◆ Texte source:
# # # # #

L'art des interstices, du pur Lamalattie.

Pierre Lamalattie, qui est un plasticien, ou un peintre, ou un artiste peintre, je ne sais comment dire pour être juste, en tout cas il peint des personnages avec textes, et, devenu écrivain, il les dépeint sous couvert de peinture acerbe de la société. Son troisième pavé s’intitule l’art des interstices, il fait référence à la théorie des sous-bois où les pauvres petits arbres débutants, à l’ombre des puissants aînés, ont beaucoup de mal à se développer mais lorsqu’ils y arrivent, c’est triomphalement. Idem donc pour l’art contemporain — difficulté pour les jeunes pousses d’émerger à l’ombre des grands — dont il a largement fustigé les institutions dans ses précédents écrits, son entre-soi, son petit monde feutré dont les décideurs, mécènes etc tiennent les rênes de toute la sphère.
Nous nous trouvons à Paris où un père, veuf d’une femme bipolaire suicidée, tente d’élever sa fille de la meilleure façon. La timidité des pères qui veulent faire bien est parfaitement décrite. Il n’ose ni la forcer, ni lui interdire, ni se mettre en colère, ni la provoquer, ni jouer la complicité. Heureusement, il a affaire à une gentille personne, un peu secrète  certes, dont la principale faille est de ne pas savoir se défendre face à la dureté de la vie, et surtout, de ceux et celles, cruels et lâches, qu’elle côtoie au lycée.
Elle est tellement secrète qu’elle se met en danger de mort en effectuant une performance idiote, de son âge. Mais pas de sa trempe.
Outre son père, deux personnes d’importance gravitent autour d’elle, plus âgées : une cousine battante, déterminée, entrepreneuse, qui a toujours raison, et son frère, personnage démodé, effacé, qui consacre sa vie à une passion : peindre des paysages à l’ancienne, ennuyeux et tellement ringards. Cependant, il trouve une super idée pour faire sortir Seine (la fille du narrateur) de son indécision à choisir son orientation : lui offrir un appareil photo, un bon.
Et peu à peu, avec son père qui la chaperonne auprès d’artistes peu connus, elle va ouvrir son regard, inventer un nouvel art du portrait, se prendre de passion pour un domaine infini.

# # # # #

◆ Données de l'exercice:

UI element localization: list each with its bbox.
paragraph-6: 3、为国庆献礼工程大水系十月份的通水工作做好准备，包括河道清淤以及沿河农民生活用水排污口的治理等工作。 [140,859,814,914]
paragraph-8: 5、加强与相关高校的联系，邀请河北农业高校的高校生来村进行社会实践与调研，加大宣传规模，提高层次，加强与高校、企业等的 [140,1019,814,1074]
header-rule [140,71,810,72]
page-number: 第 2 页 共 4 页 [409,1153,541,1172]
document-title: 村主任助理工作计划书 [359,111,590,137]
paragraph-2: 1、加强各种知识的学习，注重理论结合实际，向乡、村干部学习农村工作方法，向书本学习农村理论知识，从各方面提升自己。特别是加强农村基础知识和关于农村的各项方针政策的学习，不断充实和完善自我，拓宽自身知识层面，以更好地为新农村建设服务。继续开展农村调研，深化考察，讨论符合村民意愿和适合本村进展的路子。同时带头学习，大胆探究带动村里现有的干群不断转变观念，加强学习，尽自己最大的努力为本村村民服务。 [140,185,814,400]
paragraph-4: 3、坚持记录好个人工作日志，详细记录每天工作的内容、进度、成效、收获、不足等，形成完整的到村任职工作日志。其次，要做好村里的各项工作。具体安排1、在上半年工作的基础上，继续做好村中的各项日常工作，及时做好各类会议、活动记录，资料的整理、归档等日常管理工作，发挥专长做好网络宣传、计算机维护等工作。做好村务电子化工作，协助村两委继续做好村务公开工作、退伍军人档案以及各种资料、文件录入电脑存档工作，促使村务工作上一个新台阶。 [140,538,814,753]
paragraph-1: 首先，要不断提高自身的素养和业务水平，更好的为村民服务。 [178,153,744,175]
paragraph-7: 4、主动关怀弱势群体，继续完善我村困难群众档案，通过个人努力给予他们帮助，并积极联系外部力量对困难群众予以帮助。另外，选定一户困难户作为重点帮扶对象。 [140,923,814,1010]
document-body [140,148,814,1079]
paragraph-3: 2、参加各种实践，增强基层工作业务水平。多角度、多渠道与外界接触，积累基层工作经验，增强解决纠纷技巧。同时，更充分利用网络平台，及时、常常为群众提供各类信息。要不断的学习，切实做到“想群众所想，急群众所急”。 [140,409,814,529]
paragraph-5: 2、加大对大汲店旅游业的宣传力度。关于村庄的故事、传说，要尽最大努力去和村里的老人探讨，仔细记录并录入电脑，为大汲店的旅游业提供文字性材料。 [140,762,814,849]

# # # # #

◆ Exercices à faire:
**a)** Réponds à ces questions sur la critique de L'art des interstices :
(i) À quelle théorie le titre du livre fait-il référence ?
(ii) Dans quelle ville se passe l'histoire ?
(iii) Quel cadeau le frère de la cousine a-t-il l'idée d'offrir à Seine ?
**b)** Recopie chaque ligne de la liste qui contient la chaîne « paragraph ». Tiens compte des majuscules et des minuscules.

◆ Réponses attendues:
**a)**
(i) La théorie des sous-bois.
(ii) À Paris.
(iii) Un appareil photo, un bon.

**b)**
paragraph-6: 3、为国庆献礼工程大水系十月份的通水工作做好准备，包括河道清淤以及沿河农民生活用水排污口的治理等工作。 [140,859,814,914]
paragraph-8: 5、加强与相关高校的联系，邀请河北农业高校的高校生来村进行社会实践与调研，加大宣传规模，提高层次，加强与高校、企业等的 [140,1019,814,1074]
paragraph-2: 1、加强各种知识的学习，注重理论结合实际，向乡、村干部学习农村工作方法，向书本学习农村理论知识，从各方面提升自己。特别是加强农村基础知识和关于农村的各项方针政策的学习，不断充实和完善自我，拓宽自身知识层面，以更好地为新农村建设服务。继续开展农村调研，深化考察，讨论符合村民意愿和适合本村进展的路子。同时带头学习，大胆探究带动村里现有的干群不断转变观念，加强学习，尽自己最大的努力为本村村民服务。 [140,185,814,400]
paragraph-4: 3、坚持记录好个人工作日志，详细记录每天工作的内容、进度、成效、收获、不足等，形成完整的到村任职工作日志。其次，要做好村里的各项工作。具体安排1、在上半年工作的基础上，继续做好村中的各项日常工作，及时做好各类会议、活动记录，资料的整理、归档等日常管理工作，发挥专长做好网络宣传、计算机维护等工作。做好村务电子化工作，协助村两委继续做好村务公开工作、退伍军人档案以及各种资料、文件录入电脑存档工作，促使村务工作上一个新台阶。 [140,538,814,753]
paragraph-1: 首先，要不断提高自身的素养和业务水平，更好的为村民服务。 [178,153,744,175]
paragraph-7: 4、主动关怀弱势群体，继续完善我村困难群众档案，通过个人努力给予他们帮助，并积极联系外部力量对困难群众予以帮助。另外，选定一户困难户作为重点帮扶对象。 [140,923,814,1010]
paragraph-3: 2、参加各种实践，增强基层工作业务水平。多角度、多渠道与外界接触，积累基层工作经验，增强解决纠纷技巧。同时，更充分利用网络平台，及时、常常为群众提供各类信息。要不断的学习，切实做到“想群众所想，急群众所急”。 [140,409,814,529]
paragraph-5: 2、加大对大汲店旅游业的宣传力度。关于村庄的故事、传说，要尽最大努力去和村里的老人探讨，仔细记录并录入电脑，为大汲店的旅游业提供文字性材料。 [140,762,814,849]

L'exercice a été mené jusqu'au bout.